> _EXERCISE OBJECTIVE_: Which lines include the word "content"? Copy each of them.

> _MATERIAL FOR THIS EXERCISE_:
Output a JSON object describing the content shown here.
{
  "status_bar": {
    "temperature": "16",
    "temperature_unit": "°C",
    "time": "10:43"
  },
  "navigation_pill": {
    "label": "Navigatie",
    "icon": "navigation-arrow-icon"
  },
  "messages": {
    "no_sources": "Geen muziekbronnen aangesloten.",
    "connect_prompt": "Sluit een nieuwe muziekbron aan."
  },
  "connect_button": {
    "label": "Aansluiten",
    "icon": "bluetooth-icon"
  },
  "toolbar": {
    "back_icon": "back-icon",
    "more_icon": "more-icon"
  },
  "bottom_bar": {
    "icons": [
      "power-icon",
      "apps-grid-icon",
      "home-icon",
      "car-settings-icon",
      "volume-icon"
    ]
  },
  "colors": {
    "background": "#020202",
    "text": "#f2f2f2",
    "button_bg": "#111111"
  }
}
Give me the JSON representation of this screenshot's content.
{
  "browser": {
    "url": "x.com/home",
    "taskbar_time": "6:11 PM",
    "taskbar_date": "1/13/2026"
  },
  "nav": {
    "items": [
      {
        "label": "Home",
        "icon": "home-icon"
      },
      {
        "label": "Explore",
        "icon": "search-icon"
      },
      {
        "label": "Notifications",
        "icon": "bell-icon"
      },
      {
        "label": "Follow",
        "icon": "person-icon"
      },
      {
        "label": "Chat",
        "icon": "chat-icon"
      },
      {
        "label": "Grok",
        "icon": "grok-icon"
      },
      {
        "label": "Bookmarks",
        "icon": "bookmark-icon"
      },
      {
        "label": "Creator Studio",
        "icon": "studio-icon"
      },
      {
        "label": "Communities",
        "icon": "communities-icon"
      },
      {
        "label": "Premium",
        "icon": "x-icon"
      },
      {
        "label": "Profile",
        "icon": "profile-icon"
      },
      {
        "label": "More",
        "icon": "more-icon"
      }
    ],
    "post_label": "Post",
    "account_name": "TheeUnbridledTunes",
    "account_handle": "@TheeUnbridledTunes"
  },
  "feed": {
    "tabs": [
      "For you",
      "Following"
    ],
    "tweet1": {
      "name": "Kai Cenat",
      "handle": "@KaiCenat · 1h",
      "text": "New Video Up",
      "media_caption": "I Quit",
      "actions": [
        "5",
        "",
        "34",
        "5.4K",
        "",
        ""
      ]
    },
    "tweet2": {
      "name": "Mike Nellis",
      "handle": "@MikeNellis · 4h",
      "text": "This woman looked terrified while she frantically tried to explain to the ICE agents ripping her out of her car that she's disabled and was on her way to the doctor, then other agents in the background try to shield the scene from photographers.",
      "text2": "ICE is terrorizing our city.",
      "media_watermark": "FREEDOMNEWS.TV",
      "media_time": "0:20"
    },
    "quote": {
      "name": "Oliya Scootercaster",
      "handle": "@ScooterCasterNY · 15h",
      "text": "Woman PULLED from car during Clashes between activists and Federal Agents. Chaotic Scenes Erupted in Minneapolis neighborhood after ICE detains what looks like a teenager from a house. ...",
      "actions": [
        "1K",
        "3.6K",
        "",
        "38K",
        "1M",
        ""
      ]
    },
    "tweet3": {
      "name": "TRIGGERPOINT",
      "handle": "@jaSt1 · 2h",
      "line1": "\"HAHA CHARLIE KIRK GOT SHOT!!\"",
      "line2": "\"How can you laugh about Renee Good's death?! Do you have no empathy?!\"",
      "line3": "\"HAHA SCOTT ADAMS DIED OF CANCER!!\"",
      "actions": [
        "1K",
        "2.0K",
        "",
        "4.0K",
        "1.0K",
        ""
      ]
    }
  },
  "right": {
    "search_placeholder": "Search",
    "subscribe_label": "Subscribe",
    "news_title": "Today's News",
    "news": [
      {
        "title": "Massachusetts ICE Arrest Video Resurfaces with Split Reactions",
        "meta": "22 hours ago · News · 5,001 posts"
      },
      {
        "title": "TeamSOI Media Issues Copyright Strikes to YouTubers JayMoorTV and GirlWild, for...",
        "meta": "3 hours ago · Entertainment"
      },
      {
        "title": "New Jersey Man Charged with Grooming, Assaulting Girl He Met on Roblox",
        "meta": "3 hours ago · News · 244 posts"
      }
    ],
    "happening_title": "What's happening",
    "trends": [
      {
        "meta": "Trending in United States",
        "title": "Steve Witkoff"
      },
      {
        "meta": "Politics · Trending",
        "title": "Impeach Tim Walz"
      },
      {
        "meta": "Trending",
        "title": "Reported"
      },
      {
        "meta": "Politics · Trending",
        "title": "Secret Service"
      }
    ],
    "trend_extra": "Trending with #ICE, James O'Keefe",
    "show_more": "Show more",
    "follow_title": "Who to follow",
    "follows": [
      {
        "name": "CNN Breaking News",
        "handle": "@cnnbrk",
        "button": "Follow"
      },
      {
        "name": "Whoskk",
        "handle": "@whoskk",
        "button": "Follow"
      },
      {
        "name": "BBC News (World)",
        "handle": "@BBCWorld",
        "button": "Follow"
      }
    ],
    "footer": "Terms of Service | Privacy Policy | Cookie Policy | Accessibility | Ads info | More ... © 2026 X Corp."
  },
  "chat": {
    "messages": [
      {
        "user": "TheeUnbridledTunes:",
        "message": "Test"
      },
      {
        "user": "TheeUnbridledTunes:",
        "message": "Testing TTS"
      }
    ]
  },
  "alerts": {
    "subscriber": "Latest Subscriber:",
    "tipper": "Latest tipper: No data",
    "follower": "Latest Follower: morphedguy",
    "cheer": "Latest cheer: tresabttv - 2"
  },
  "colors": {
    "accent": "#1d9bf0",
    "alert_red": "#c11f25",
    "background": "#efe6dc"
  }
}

> _FINAL ANSWER_:
Output a JSON object describing the content shown here.
Give me the JSON representation of this screenshot's content.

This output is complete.